> [TASK BRIEF]
Write out the listing in full, matching it word for word.

Data records:
* * *
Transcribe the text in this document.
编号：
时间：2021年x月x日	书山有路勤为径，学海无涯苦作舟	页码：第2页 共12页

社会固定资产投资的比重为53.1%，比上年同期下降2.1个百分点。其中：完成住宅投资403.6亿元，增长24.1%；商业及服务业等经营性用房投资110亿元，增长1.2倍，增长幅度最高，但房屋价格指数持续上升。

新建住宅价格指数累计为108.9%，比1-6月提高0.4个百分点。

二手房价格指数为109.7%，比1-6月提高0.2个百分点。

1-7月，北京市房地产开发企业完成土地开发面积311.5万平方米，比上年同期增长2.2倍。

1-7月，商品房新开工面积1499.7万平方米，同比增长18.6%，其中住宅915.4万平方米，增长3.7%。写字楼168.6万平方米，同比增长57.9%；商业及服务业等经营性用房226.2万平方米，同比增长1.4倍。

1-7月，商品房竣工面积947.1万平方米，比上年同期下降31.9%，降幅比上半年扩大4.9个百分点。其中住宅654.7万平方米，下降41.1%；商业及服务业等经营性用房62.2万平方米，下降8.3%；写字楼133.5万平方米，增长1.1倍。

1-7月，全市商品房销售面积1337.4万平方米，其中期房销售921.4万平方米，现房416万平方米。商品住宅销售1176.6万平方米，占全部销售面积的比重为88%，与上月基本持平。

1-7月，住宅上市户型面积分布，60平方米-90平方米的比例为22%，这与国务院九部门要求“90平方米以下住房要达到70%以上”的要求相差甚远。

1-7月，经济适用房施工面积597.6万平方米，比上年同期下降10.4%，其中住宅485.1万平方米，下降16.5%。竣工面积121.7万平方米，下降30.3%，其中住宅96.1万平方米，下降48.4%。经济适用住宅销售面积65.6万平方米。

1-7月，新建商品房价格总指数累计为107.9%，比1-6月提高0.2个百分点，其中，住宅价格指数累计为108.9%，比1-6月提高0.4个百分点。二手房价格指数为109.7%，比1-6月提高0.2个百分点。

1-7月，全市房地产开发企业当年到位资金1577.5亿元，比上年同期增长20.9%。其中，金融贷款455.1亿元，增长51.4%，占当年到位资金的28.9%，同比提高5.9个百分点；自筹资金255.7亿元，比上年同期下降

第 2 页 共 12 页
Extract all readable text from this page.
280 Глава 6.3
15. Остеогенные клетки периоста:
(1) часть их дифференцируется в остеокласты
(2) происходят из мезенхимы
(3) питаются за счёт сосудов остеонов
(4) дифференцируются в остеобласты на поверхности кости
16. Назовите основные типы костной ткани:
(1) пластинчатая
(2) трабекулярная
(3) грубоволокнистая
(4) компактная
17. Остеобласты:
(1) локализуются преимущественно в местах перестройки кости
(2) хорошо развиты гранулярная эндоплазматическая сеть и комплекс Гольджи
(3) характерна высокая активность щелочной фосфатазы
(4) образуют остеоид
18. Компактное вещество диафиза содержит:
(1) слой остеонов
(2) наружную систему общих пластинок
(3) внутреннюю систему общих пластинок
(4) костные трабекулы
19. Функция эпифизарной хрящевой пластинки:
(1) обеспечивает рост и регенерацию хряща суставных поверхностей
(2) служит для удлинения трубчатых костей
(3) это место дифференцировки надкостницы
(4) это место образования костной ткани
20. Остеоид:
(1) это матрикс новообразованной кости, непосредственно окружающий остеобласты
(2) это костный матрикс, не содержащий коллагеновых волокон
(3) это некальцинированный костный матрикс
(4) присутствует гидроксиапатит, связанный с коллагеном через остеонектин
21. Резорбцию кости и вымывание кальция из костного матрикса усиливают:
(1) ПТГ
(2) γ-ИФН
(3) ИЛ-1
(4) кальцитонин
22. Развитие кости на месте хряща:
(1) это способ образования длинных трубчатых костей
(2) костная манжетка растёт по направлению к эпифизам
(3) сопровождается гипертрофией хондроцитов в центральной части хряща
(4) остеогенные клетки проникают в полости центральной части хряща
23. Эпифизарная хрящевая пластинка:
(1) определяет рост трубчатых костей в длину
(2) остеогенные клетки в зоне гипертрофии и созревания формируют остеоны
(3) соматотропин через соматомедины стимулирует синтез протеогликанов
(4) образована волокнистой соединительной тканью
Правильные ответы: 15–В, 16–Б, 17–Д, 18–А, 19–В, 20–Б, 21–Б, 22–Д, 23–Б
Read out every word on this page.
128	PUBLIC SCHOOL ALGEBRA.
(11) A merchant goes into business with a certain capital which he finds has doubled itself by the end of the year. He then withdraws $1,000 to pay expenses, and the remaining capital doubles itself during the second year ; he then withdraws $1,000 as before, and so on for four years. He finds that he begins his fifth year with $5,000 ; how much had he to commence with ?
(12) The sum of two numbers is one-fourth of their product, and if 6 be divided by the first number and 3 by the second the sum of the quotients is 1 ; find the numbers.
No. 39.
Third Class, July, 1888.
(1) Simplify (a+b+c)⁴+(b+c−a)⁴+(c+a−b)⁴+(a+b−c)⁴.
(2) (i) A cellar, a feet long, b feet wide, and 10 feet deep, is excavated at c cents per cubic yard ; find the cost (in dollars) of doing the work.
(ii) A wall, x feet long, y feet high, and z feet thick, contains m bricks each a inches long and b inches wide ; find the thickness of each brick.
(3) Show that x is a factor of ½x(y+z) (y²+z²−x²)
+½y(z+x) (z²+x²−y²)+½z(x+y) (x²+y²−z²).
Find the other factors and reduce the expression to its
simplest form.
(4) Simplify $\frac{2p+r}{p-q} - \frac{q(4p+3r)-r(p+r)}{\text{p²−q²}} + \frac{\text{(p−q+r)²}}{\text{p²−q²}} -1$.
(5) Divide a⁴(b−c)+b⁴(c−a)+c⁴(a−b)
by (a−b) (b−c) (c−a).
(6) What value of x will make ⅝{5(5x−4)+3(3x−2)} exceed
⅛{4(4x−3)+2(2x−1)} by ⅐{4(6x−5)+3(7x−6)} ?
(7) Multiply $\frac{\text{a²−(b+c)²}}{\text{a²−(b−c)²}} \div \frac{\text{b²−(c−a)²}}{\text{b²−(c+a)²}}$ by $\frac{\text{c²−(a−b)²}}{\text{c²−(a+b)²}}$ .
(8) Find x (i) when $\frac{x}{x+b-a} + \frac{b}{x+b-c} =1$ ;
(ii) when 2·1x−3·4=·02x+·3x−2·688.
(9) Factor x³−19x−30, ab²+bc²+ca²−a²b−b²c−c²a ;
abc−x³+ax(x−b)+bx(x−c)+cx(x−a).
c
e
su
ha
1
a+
* * *
> [THE REPLY]
Transcribe the text in this document.
编号：
时间：2021年x月x日	书山有路勤为径，学海无涯苦作舟	页码：第2页 共12页

社会固定资产投资的比重为53.1%，比上年同期下降2.1个百分点。其中：完成住宅投资403.6亿元，增长24.1%；商业及服务业等经营性用房投资110亿元，增长1.2倍，增长幅度最高，但房屋价格指数持续上升。

新建住宅价格指数累计为108.9%，比1-6月提高0.4个百分点。

二手房价格指数为109.7%，比1-6月提高0.2个百分点。

1-7月，北京市房地产开发企业完成土地开发面积311.5万平方米，比上年同期增长2.2倍。

1-7月，商品房新开工面积1499.7万平方米，同比增长18.6%，其中住宅915.4万平方米，增长3.7%。写字楼168.6万平方米，同比增长57.9%；商业及服务业等经营性用房226.2万平方米，同比增长1.4倍。

1-7月，商品房竣工面积947.1万平方米，比上年同期下降31.9%，降幅比上半年扩大4.9个百分点。其中住宅654.7万平方米，下降41.1%；商业及服务业等经营性用房62.2万平方米，下降8.3%；写字楼133.5万平方米，增长1.1倍。

1-7月，全市商品房销售面积1337.4万平方米，其中期房销售921.4万平方米，现房416万平方米。商品住宅销售1176.6万平方米，占全部销售面积的比重为88%，与上月基本持平。

1-7月，住宅上市户型面积分布，60平方米-90平方米的比例为22%，这与国务院九部门要求“90平方米以下住房要达到70%以上”的要求相差甚远。

1-7月，经济适用房施工面积597.6万平方米，比上年同期下降10.4%，其中住宅485.1万平方米，下降16.5%。竣工面积121.7万平方米，下降30.3%，其中住宅96.1万平方米，下降48.4%。经济适用住宅销售面积65.6万平方米。

1-7月，新建商品房价格总指数累计为107.9%，比1-6月提高0.2个百分点，其中，住宅价格指数累计为108.9%，比1-6月提高0.4个百分点。二手房价格指数为109.7%，比1-6月提高0.2个百分点。

1-7月，全市房地产开发企业当年到位资金1577.5亿元，比上年同期增长20.9%。其中，金融贷款455.1亿元，增长51.4%，占当年到位资金的28.9%，同比提高5.9个百分点；自筹资金255.7亿元，比上年同期下降

第 2 页 共 12 页
Extract all readable text from this page.
280 Глава 6.3
15. Остеогенные клетки периоста:
(1) часть их дифференцируется в остеокласты
(2) происходят из мезенхимы
(3) питаются за счёт сосудов остеонов
(4) дифференцируются в остеобласты на поверхности кости
16. Назовите основные типы костной ткани:
(1) пластинчатая
(2) трабекулярная
(3) грубоволокнистая
(4) компактная
17. Остеобласты:
(1) локализуются преимущественно в местах перестройки кости
(2) хорошо развиты гранулярная эндоплазматическая сеть и комплекс Гольджи
(3) характерна высокая активность щелочной фосфатазы
(4) образуют остеоид
18. Компактное вещество диафиза содержит:
(1) слой остеонов
(2) наружную систему общих пластинок
(3) внутреннюю систему общих пластинок
(4) костные трабекулы
19. Функция эпифизарной хрящевой пластинки:
(1) обеспечивает рост и регенерацию хряща суставных поверхностей
(2) служит для удлинения трубчатых костей
(3) это место дифференцировки надкостницы
(4) это место образования костной ткани
20. Остеоид:
(1) это матрикс новообразованной кости, непосредственно окружающий остеобласты
(2) это костный матрикс, не содержащий коллагеновых волокон
(3) это некальцинированный костный матрикс
(4) присутствует гидроксиапатит, связанный с коллагеном через остеонектин
21. Резорбцию кости и вымывание кальция из костного матрикса усиливают:
(1) ПТГ
(2) γ-ИФН
(3) ИЛ-1
(4) кальцитонин
22. Развитие кости на месте хряща:
(1) это способ образования длинных трубчатых костей
(2) костная манжетка растёт по направлению к эпифизам
(3) сопровождается гипертрофией хондроцитов в центральной части хряща
(4) остеогенные клетки проникают в полости центральной части хряща
23. Эпифизарная хрящевая пластинка:
(1) определяет рост трубчатых костей в длину
(2) остеогенные клетки в зоне гипертрофии и созревания формируют остеоны
(3) соматотропин через соматомедины стимулирует синтез протеогликанов
(4) образована волокнистой соединительной тканью
Правильные ответы: 15–В, 16–Б, 17–Д, 18–А, 19–В, 20–Б, 21–Б, 22–Д, 23–Б
Read out every word on this page.
128	PUBLIC SCHOOL ALGEBRA.
(11) A merchant goes into business with a certain capital which he finds has doubled itself by the end of the year. He then withdraws $1,000 to pay expenses, and the remaining capital doubles itself during the second year ; he then withdraws $1,000 as before, and so on for four years. He finds that he begins his fifth year with $5,000 ; how much had he to commence with ?
(12) The sum of two numbers is one-fourth of their product, and if 6 be divided by the first number and 3 by the second the sum of the quotients is 1 ; find the numbers.
No. 39.
Third Class, July, 1888.
(1) Simplify (a+b+c)⁴+(b+c−a)⁴+(c+a−b)⁴+(a+b−c)⁴.
(2) (i) A cellar, a feet long, b feet wide, and 10 feet deep, is excavated at c cents per cubic yard ; find the cost (in dollars) of doing the work.
(ii) A wall, x feet long, y feet high, and z feet thick, contains m bricks each a inches long and b inches wide ; find the thickness of each brick.
(3) Show that x is a factor of ½x(y+z) (y²+z²−x²)
+½y(z+x) (z²+x²−y²)+½z(x+y) (x²+y²−z²).
Find the other factors and reduce the expression to its
simplest form.
(4) Simplify $\frac{2p+r}{p-q} - \frac{q(4p+3r)-r(p+r)}{\text{p²−q²}} + \frac{\text{(p−q+r)²}}{\text{p²−q²}} -1$.
(5) Divide a⁴(b−c)+b⁴(c−a)+c⁴(a−b)
by (a−b) (b−c) (c−a).
(6) What value of x will make ⅝{5(5x−4)+3(3x−2)} exceed
⅛{4(4x−3)+2(2x−1)} by ⅐{4(6x−5)+3(7x−6)} ?
(7) Multiply $\frac{\text{a²−(b+c)²}}{\text{a²−(b−c)²}} \div \frac{\text{b²−(c−a)²}}{\text{b²−(c+a)²}}$ by $\frac{\text{c²−(a−b)²}}{\text{c²−(a+b)²}}$ .
(8) Find x (i) when $\frac{x}{x+b-a} + \frac{b}{x+b-c} =1$ ;
(ii) when 2·1x−3·4=·02x+·3x−2·688.
(9) Factor x³−19x−30, ab²+bc²+ca²−a²b−b²c−c²a ;
abc−x³+ax(x−b)+bx(x−c)+cx(x−a).
c
e
su
ha
1
a+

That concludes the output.